(Records excerpted from a collection)
::::::::

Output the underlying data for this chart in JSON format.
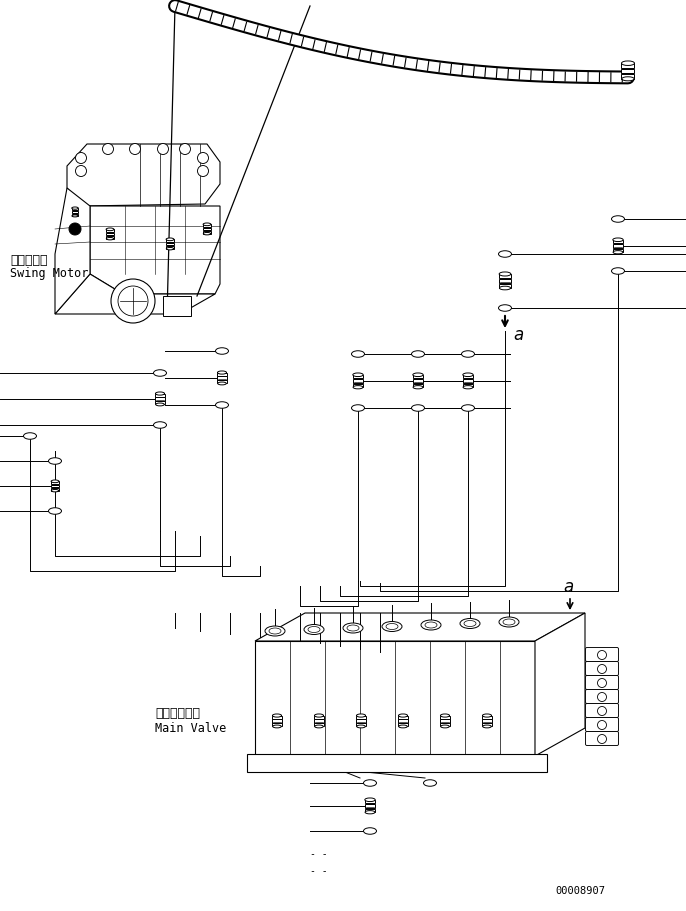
{
  "background_color": "#ffffff",
  "line_color": "#000000",
  "text_color": "#000000",
  "swing_motor_label_jp": "旋回モータ",
  "swing_motor_label_en": "Swing Motor",
  "main_valve_label_jp": "メインバルブ",
  "main_valve_label_en": "Main Valve",
  "label_a": "a",
  "part_number": "00008907"
}
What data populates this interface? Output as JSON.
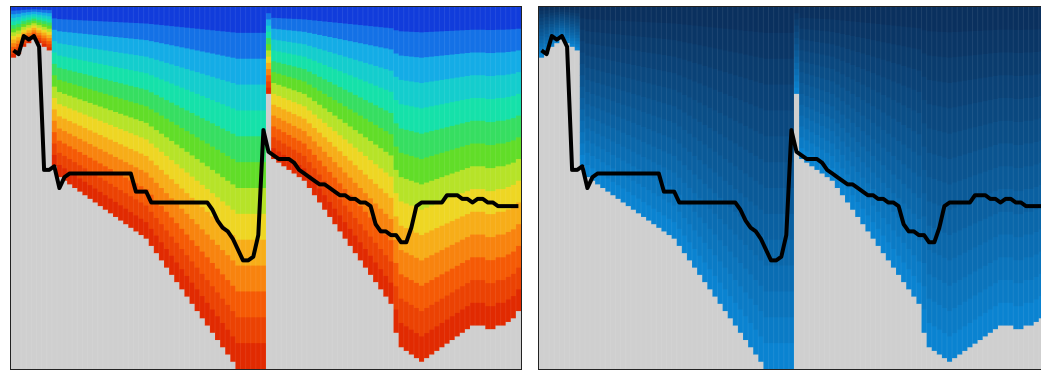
{
  "chart_data": [
    {
      "type": "heatmap",
      "title": "",
      "xlabel": "",
      "ylabel": "",
      "grid": false,
      "legend": "none",
      "n_columns": 100,
      "y_range": [
        0,
        1
      ],
      "colormap": "rainbow",
      "fill_color": "#cfcfcf",
      "line_color": "#000000",
      "boundary_profile": [
        0.86,
        0.87,
        0.89,
        0.9,
        0.91,
        0.9,
        0.89,
        0.88,
        0.56,
        0.53,
        0.52,
        0.51,
        0.5,
        0.49,
        0.48,
        0.47,
        0.46,
        0.45,
        0.44,
        0.43,
        0.42,
        0.41,
        0.4,
        0.39,
        0.38,
        0.37,
        0.36,
        0.34,
        0.32,
        0.3,
        0.28,
        0.26,
        0.24,
        0.22,
        0.2,
        0.18,
        0.16,
        0.14,
        0.12,
        0.1,
        0.08,
        0.06,
        0.04,
        0.02,
        0.0,
        0.0,
        0.0,
        0.0,
        0.0,
        0.0,
        0.76,
        0.58,
        0.57,
        0.56,
        0.55,
        0.54,
        0.53,
        0.52,
        0.5,
        0.48,
        0.46,
        0.44,
        0.42,
        0.4,
        0.38,
        0.36,
        0.34,
        0.32,
        0.3,
        0.28,
        0.26,
        0.24,
        0.22,
        0.2,
        0.18,
        0.1,
        0.06,
        0.05,
        0.04,
        0.03,
        0.02,
        0.03,
        0.04,
        0.05,
        0.06,
        0.07,
        0.08,
        0.09,
        0.1,
        0.11,
        0.12,
        0.12,
        0.12,
        0.11,
        0.11,
        0.12,
        0.12,
        0.13,
        0.14,
        0.16
      ],
      "black_line": [
        0.88,
        0.87,
        0.92,
        0.91,
        0.92,
        0.89,
        0.55,
        0.55,
        0.56,
        0.5,
        0.53,
        0.54,
        0.54,
        0.54,
        0.54,
        0.54,
        0.54,
        0.54,
        0.54,
        0.54,
        0.54,
        0.54,
        0.54,
        0.54,
        0.49,
        0.49,
        0.49,
        0.46,
        0.46,
        0.46,
        0.46,
        0.46,
        0.46,
        0.46,
        0.46,
        0.46,
        0.46,
        0.46,
        0.46,
        0.44,
        0.41,
        0.39,
        0.38,
        0.36,
        0.33,
        0.3,
        0.3,
        0.31,
        0.37,
        0.66,
        0.6,
        0.59,
        0.58,
        0.58,
        0.58,
        0.57,
        0.55,
        0.54,
        0.53,
        0.52,
        0.51,
        0.51,
        0.5,
        0.49,
        0.48,
        0.48,
        0.47,
        0.47,
        0.46,
        0.46,
        0.45,
        0.4,
        0.38,
        0.38,
        0.37,
        0.37,
        0.35,
        0.35,
        0.39,
        0.45,
        0.46,
        0.46,
        0.46,
        0.46,
        0.46,
        0.48,
        0.48,
        0.48,
        0.47,
        0.47,
        0.46,
        0.47,
        0.47,
        0.46,
        0.46,
        0.45,
        0.45,
        0.45,
        0.45,
        0.45
      ]
    },
    {
      "type": "heatmap",
      "title": "",
      "xlabel": "",
      "ylabel": "",
      "grid": false,
      "legend": "none",
      "n_columns": 100,
      "y_range": [
        0,
        1
      ],
      "colormap": "blue",
      "fill_color": "#cfcfcf",
      "line_color": "#000000",
      "boundary_profile": [
        0.86,
        0.87,
        0.89,
        0.9,
        0.91,
        0.9,
        0.89,
        0.88,
        0.56,
        0.53,
        0.52,
        0.51,
        0.5,
        0.49,
        0.48,
        0.47,
        0.46,
        0.45,
        0.44,
        0.43,
        0.42,
        0.41,
        0.4,
        0.39,
        0.38,
        0.37,
        0.36,
        0.34,
        0.32,
        0.3,
        0.28,
        0.26,
        0.24,
        0.22,
        0.2,
        0.18,
        0.16,
        0.14,
        0.12,
        0.1,
        0.08,
        0.06,
        0.04,
        0.02,
        0.0,
        0.0,
        0.0,
        0.0,
        0.0,
        0.0,
        0.76,
        0.58,
        0.57,
        0.56,
        0.55,
        0.54,
        0.53,
        0.52,
        0.5,
        0.48,
        0.46,
        0.44,
        0.42,
        0.4,
        0.38,
        0.36,
        0.34,
        0.32,
        0.3,
        0.28,
        0.26,
        0.24,
        0.22,
        0.2,
        0.18,
        0.1,
        0.06,
        0.05,
        0.04,
        0.03,
        0.02,
        0.03,
        0.04,
        0.05,
        0.06,
        0.07,
        0.08,
        0.09,
        0.1,
        0.11,
        0.12,
        0.12,
        0.12,
        0.11,
        0.11,
        0.12,
        0.12,
        0.13,
        0.14,
        0.16
      ],
      "black_line": [
        0.88,
        0.87,
        0.92,
        0.91,
        0.92,
        0.89,
        0.55,
        0.55,
        0.56,
        0.5,
        0.53,
        0.54,
        0.54,
        0.54,
        0.54,
        0.54,
        0.54,
        0.54,
        0.54,
        0.54,
        0.54,
        0.54,
        0.54,
        0.54,
        0.49,
        0.49,
        0.49,
        0.46,
        0.46,
        0.46,
        0.46,
        0.46,
        0.46,
        0.46,
        0.46,
        0.46,
        0.46,
        0.46,
        0.46,
        0.44,
        0.41,
        0.39,
        0.38,
        0.36,
        0.33,
        0.3,
        0.3,
        0.31,
        0.37,
        0.66,
        0.6,
        0.59,
        0.58,
        0.58,
        0.58,
        0.57,
        0.55,
        0.54,
        0.53,
        0.52,
        0.51,
        0.51,
        0.5,
        0.49,
        0.48,
        0.48,
        0.47,
        0.47,
        0.46,
        0.46,
        0.45,
        0.4,
        0.38,
        0.38,
        0.37,
        0.37,
        0.35,
        0.35,
        0.39,
        0.45,
        0.46,
        0.46,
        0.46,
        0.46,
        0.46,
        0.48,
        0.48,
        0.48,
        0.47,
        0.47,
        0.46,
        0.47,
        0.47,
        0.46,
        0.46,
        0.45,
        0.45,
        0.45,
        0.45,
        0.45
      ]
    }
  ]
}
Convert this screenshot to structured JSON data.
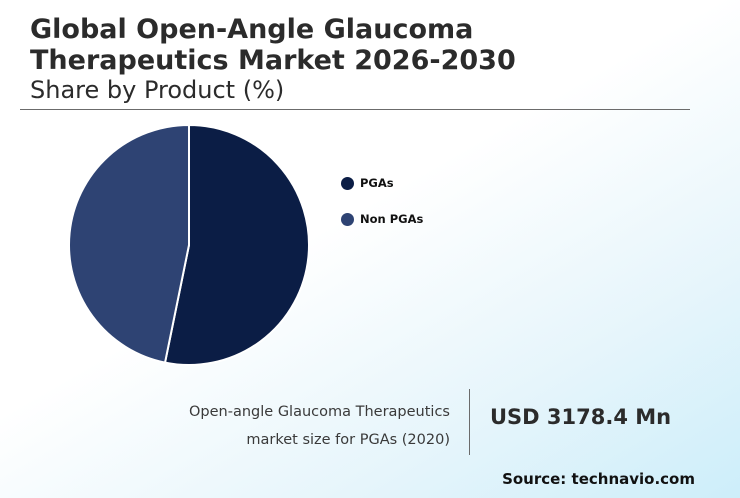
{
  "header": {
    "title": "Global Open-Angle Glaucoma Therapeutics Market 2026-2030",
    "subtitle": "Share by Product (%)"
  },
  "chart_data": {
    "type": "pie",
    "title": "Share by Product (%)",
    "categories": [
      "PGAs",
      "Non PGAs"
    ],
    "values": [
      53.2,
      46.8
    ],
    "colors": [
      "#0b1d45",
      "#2e4373"
    ],
    "legend": "right"
  },
  "callout": {
    "caption_line1": "Open-angle Glaucoma Therapeutics",
    "caption_line2": "market size for PGAs (2020)",
    "value": "USD 3178.4 Mn"
  },
  "footer": {
    "source": "Source: technavio.com"
  }
}
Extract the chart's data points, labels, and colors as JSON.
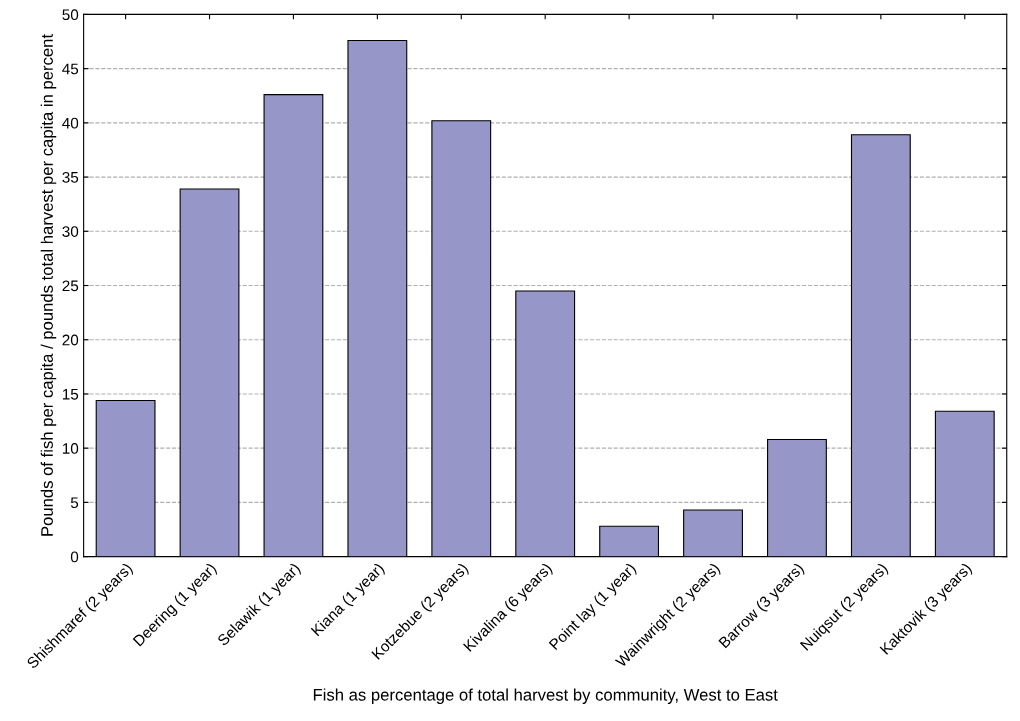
{
  "chart_data": {
    "type": "bar",
    "categories": [
      "Shishmaref (2 years)",
      "Deering (1 year)",
      "Selawik (1 year)",
      "Kiana (1 year)",
      "Kotzebue (2 years)",
      "Kivalina (6 years)",
      "Point lay (1 year)",
      "Wainwright (2 years)",
      "Barrow (3 years)",
      "Nuiqsut (2 years)",
      "Kaktovik (3 years)"
    ],
    "values": [
      14.4,
      33.9,
      42.6,
      47.6,
      40.2,
      24.5,
      2.8,
      4.3,
      10.8,
      38.9,
      13.4
    ],
    "color": "#9696c8",
    "xlabel": "Fish as percentage of total harvest by community, West to East",
    "ylabel": "Pounds of fish per capita / pounds total harvest per capita in percent",
    "ylim": [
      0,
      50
    ],
    "yticks": [
      0,
      5,
      10,
      15,
      20,
      25,
      30,
      35,
      40,
      45,
      50
    ],
    "grid": "y",
    "legend": false
  }
}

::::::::

* **What you are asked to do**:
Search the records for the string "type" and return every line in which it occurs.

* **Written solution**:
      "type": "heatmap",
      "type": "heatmap",
    "type": "pie",
    "type": "bar",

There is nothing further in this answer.